## What this task involves
Write out all lines holding the word "date".

## Supplied records

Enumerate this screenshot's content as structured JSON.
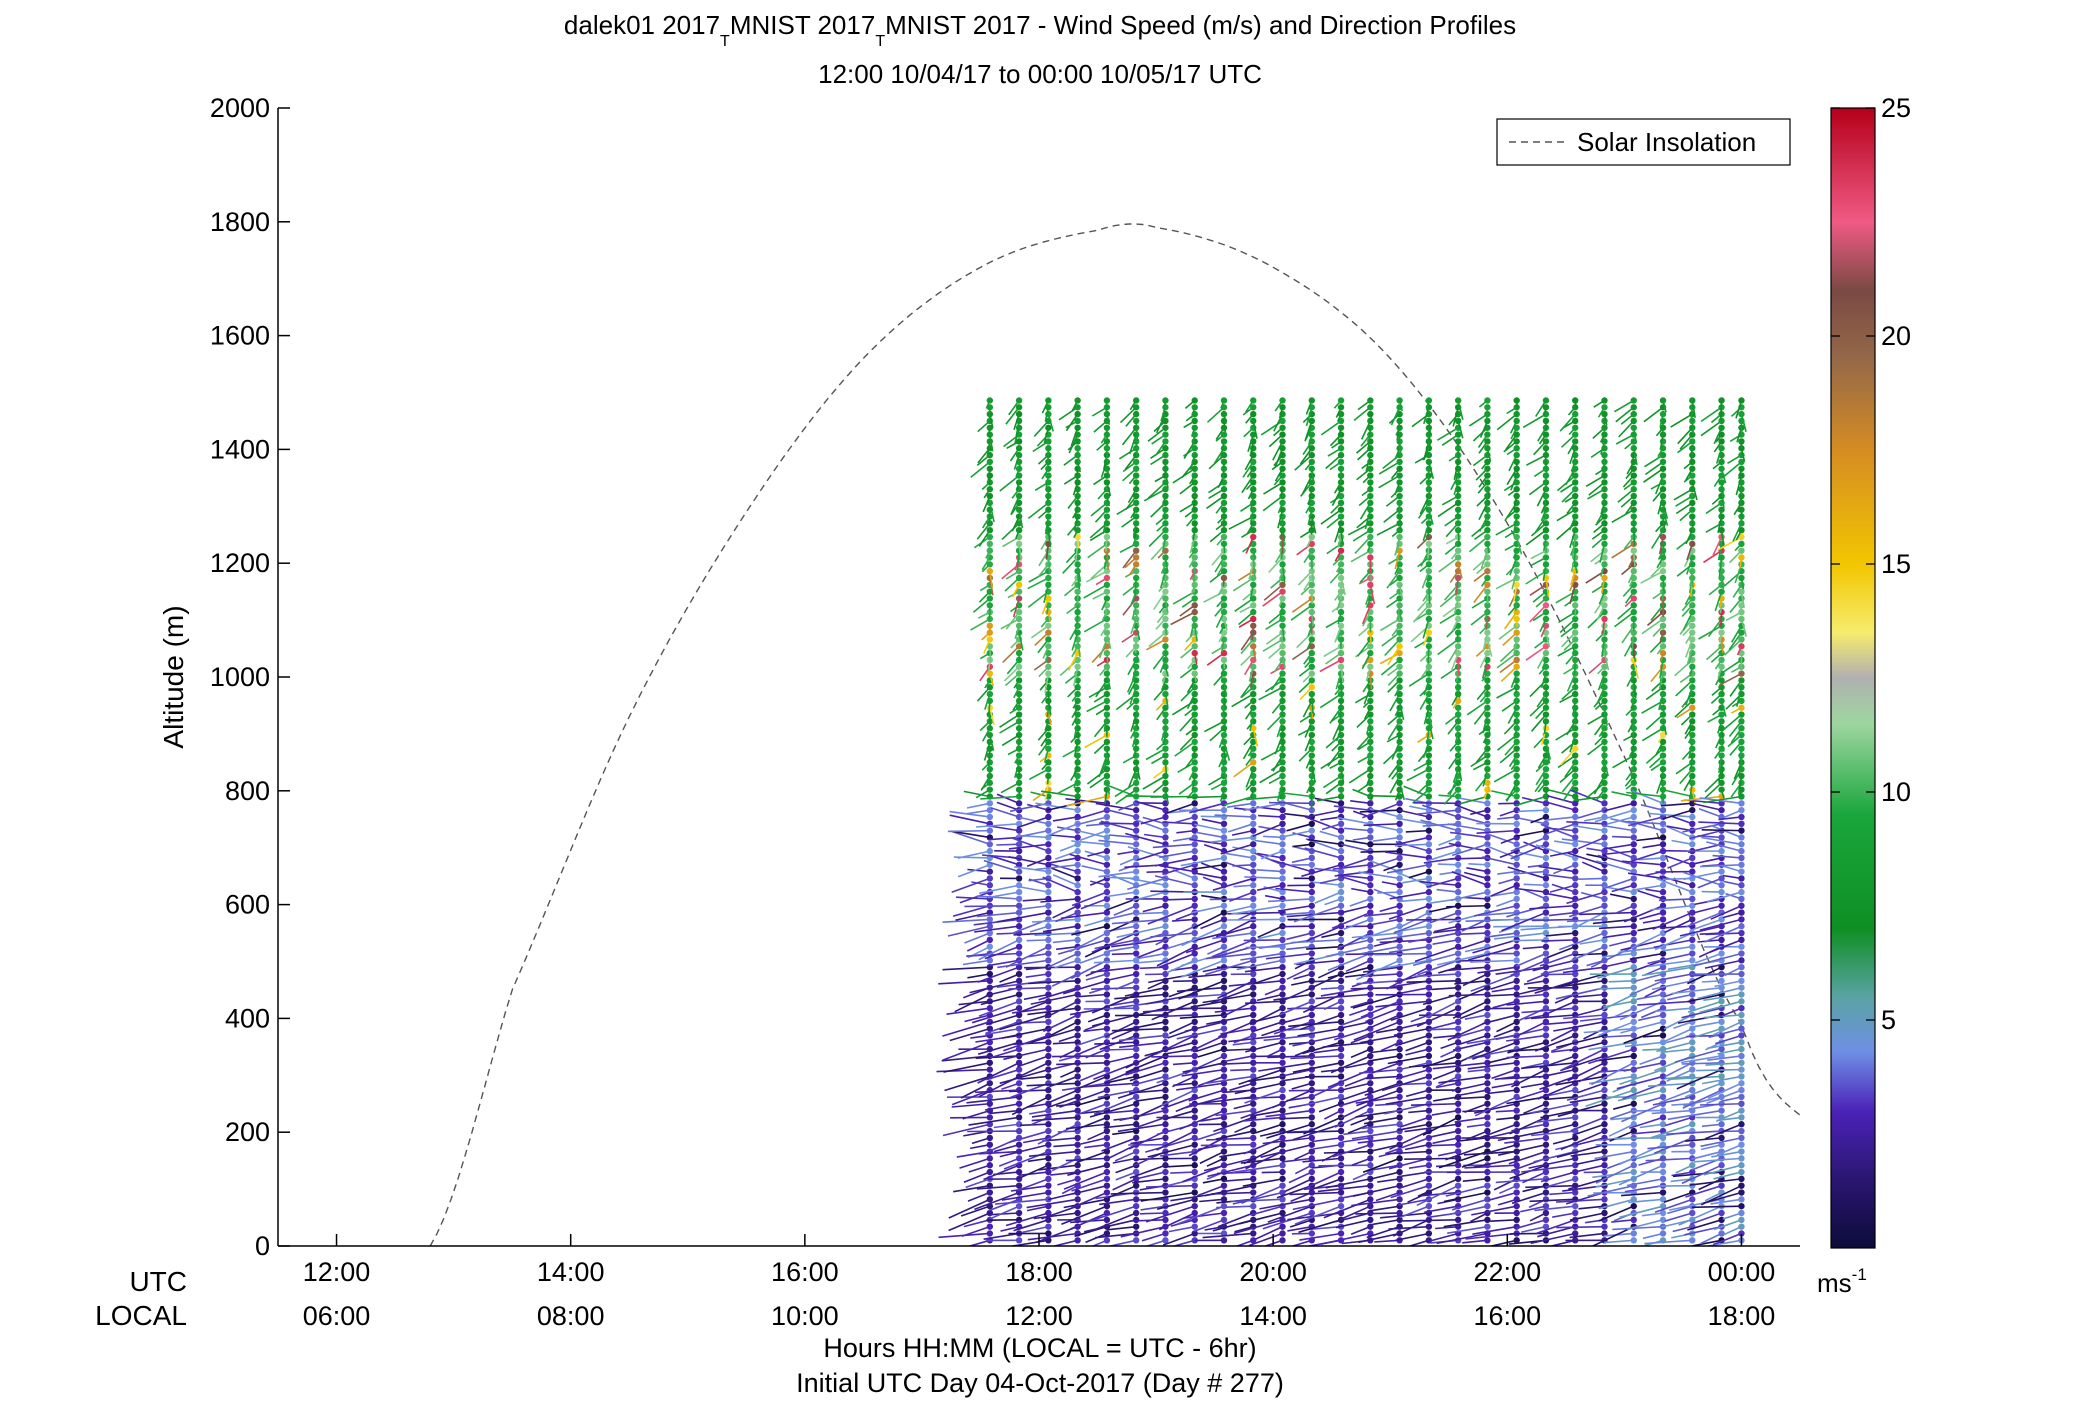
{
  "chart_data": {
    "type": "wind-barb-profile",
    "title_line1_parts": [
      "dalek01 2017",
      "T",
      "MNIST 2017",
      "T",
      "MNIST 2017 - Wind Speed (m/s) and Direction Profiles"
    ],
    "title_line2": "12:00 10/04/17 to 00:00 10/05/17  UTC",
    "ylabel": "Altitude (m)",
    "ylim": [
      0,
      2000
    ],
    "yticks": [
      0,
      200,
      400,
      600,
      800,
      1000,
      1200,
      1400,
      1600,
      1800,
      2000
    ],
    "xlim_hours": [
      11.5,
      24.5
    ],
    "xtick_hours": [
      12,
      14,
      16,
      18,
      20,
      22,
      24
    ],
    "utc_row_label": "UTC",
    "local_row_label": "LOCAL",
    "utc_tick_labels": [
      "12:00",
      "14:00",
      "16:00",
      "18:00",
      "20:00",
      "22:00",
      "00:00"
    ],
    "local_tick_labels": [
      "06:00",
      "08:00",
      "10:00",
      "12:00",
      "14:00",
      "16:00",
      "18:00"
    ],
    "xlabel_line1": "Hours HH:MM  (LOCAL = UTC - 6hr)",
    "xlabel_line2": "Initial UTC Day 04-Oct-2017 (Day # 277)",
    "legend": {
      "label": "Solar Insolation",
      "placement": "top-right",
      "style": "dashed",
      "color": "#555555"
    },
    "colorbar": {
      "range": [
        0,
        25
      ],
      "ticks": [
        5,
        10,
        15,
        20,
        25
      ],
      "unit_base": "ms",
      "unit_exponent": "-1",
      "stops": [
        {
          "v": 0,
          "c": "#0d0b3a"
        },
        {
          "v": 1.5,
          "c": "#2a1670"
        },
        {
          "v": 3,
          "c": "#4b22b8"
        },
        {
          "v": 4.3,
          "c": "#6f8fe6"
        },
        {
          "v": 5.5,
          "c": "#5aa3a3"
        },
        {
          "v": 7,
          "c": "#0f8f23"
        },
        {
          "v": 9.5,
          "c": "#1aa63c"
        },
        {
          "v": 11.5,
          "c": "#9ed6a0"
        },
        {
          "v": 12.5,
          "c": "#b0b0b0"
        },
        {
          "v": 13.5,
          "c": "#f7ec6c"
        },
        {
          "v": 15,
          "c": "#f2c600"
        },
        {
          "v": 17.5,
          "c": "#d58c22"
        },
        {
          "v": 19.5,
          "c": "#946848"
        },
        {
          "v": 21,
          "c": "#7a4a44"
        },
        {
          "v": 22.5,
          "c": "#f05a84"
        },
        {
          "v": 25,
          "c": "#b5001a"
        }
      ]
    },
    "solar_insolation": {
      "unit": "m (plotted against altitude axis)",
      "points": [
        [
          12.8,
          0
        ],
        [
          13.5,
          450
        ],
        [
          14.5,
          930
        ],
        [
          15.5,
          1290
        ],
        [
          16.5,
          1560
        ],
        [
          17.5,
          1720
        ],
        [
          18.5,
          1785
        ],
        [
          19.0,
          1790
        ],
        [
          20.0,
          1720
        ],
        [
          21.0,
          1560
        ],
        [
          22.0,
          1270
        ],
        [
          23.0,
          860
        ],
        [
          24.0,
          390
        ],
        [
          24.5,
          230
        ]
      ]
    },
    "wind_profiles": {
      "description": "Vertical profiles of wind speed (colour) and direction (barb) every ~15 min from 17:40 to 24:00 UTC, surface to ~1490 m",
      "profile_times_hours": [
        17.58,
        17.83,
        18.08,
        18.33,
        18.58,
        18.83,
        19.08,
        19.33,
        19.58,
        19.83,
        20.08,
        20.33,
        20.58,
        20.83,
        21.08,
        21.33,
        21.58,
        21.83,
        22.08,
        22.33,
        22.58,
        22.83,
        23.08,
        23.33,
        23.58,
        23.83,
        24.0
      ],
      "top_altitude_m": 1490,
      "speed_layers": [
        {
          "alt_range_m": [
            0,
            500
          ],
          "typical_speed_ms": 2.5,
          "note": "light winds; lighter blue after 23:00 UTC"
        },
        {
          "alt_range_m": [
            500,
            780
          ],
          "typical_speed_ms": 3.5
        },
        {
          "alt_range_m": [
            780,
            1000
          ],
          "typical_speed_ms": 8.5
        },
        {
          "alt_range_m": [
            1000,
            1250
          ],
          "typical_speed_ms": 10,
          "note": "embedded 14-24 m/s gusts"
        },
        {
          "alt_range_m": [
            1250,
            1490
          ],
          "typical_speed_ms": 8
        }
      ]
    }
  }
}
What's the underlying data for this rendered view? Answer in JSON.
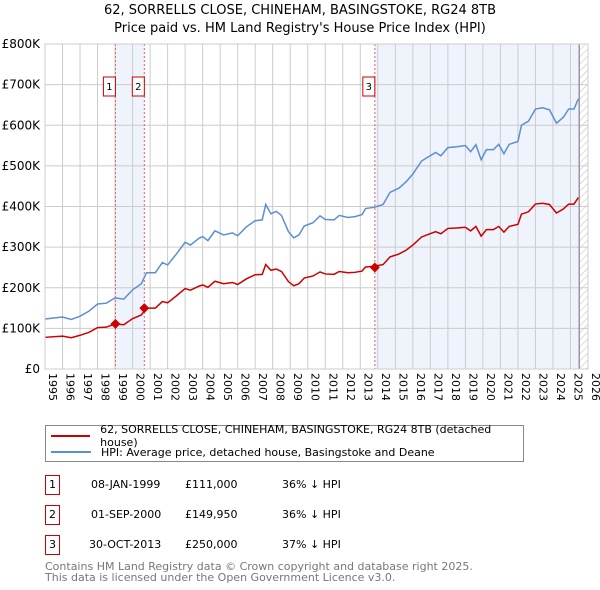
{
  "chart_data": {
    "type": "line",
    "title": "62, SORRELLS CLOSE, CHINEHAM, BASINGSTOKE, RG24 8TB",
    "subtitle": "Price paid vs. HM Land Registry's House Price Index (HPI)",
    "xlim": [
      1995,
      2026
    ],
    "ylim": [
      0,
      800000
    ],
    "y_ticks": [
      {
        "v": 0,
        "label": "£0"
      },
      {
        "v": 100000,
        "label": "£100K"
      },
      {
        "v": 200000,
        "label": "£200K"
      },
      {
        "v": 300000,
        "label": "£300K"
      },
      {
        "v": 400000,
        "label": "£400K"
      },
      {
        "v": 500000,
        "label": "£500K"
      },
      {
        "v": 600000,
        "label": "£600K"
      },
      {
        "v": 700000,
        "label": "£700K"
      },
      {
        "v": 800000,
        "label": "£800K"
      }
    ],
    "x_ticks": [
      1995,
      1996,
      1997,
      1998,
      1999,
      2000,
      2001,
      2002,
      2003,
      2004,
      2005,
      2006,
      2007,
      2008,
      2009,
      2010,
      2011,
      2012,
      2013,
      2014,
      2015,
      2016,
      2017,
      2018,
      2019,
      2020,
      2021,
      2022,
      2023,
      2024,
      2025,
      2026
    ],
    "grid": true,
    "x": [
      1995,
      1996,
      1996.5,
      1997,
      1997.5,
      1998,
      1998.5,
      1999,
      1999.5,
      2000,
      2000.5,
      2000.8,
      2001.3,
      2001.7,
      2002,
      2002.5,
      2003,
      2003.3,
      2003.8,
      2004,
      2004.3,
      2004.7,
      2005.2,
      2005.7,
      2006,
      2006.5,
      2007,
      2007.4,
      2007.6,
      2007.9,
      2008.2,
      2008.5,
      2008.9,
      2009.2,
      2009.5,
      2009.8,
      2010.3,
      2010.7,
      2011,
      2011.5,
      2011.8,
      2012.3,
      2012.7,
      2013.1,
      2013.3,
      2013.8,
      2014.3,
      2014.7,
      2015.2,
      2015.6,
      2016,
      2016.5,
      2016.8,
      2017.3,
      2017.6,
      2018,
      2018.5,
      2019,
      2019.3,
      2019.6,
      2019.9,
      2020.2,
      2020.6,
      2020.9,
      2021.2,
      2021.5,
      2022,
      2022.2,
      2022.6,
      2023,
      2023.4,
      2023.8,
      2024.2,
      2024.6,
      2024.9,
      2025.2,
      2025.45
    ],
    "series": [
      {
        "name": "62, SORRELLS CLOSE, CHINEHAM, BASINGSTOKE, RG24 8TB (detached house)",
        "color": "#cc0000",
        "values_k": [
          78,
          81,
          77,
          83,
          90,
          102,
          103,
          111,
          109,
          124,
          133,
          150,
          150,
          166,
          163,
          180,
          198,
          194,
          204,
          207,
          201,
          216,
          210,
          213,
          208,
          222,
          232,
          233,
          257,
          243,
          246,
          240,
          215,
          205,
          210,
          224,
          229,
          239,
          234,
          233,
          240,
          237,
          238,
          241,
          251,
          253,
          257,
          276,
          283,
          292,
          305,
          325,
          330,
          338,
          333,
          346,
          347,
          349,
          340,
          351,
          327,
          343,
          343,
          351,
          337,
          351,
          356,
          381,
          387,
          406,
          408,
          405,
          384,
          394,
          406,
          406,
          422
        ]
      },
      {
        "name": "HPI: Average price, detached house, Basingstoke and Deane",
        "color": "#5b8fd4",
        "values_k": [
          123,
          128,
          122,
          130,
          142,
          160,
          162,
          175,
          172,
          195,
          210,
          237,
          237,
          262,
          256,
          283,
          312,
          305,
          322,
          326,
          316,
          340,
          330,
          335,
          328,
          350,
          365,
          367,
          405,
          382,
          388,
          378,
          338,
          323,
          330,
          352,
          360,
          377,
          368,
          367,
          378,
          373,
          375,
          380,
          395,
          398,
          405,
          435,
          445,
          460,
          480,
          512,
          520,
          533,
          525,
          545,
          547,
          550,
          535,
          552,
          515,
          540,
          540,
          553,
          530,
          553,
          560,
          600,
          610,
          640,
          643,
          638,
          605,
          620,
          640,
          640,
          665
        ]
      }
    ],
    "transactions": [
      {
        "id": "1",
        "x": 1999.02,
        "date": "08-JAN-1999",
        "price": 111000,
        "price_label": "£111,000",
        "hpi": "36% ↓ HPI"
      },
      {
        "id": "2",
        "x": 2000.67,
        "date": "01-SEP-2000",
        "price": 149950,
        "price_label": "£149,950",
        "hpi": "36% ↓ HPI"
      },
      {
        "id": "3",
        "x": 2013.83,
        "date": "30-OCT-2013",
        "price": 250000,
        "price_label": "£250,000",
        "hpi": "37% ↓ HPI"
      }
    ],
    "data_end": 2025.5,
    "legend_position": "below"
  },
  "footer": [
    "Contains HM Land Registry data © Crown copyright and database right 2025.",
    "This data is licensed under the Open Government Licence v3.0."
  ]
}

## Task answer
        "date": "08-JAN-1999",
        "date": "01-SEP-2000",
        "date": "30-OCT-2013",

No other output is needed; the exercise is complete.